# Extracted information:
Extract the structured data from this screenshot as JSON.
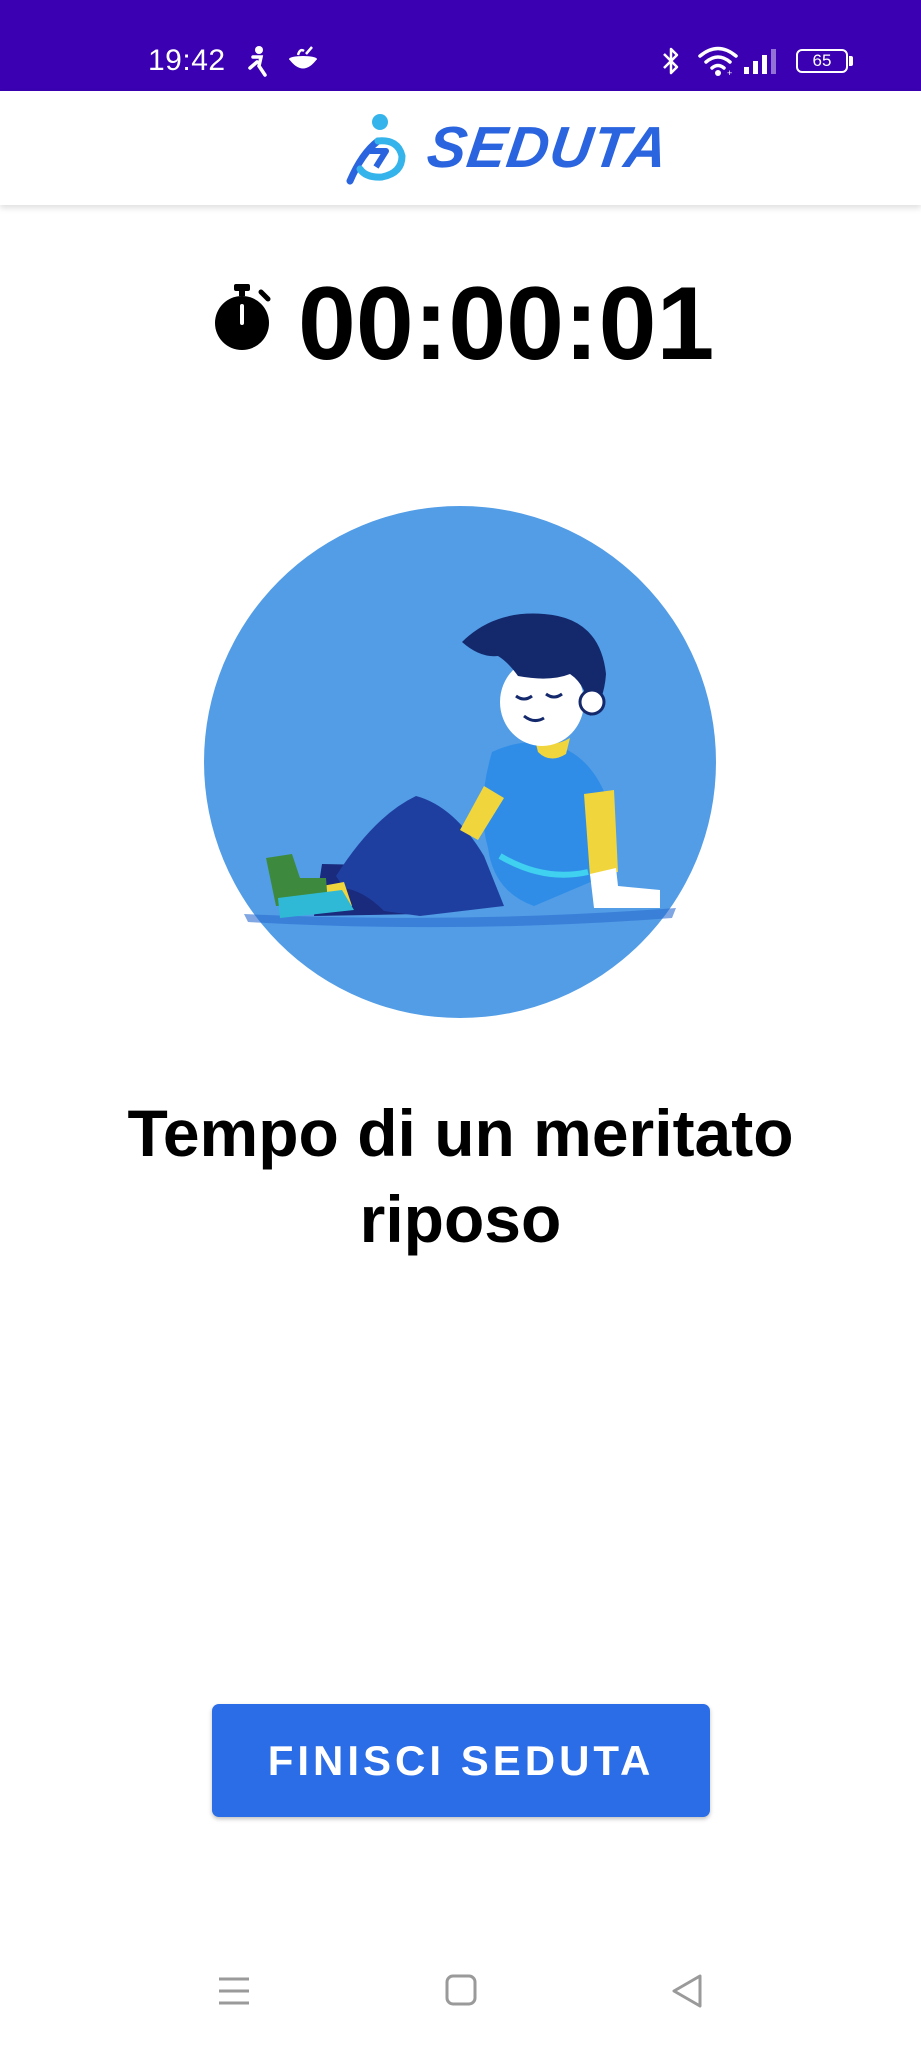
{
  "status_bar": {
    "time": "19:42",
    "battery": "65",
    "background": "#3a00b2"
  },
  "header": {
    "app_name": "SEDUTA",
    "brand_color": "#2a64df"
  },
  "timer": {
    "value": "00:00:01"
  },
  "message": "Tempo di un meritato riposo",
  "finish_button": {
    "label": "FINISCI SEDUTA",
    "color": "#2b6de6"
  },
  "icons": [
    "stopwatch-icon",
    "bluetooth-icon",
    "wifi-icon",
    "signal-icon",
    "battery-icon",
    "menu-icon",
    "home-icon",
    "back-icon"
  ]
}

# Instructions for the task:
Leave out the pictures and transcribe everything else exactly.

# Answer to this problem:
Extract the structured data from this screenshot as JSON.
{
  "status_bar": {
    "time": "19:42",
    "battery": "65",
    "background": "#3a00b2"
  },
  "header": {
    "app_name": "SEDUTA",
    "brand_color": "#2a64df"
  },
  "timer": {
    "value": "00:00:01"
  },
  "message": "Tempo di un meritato riposo",
  "finish_button": {
    "label": "FINISCI SEDUTA",
    "color": "#2b6de6"
  },
  "icons": [
    "stopwatch-icon",
    "bluetooth-icon",
    "wifi-icon",
    "signal-icon",
    "battery-icon",
    "menu-icon",
    "home-icon",
    "back-icon"
  ]
}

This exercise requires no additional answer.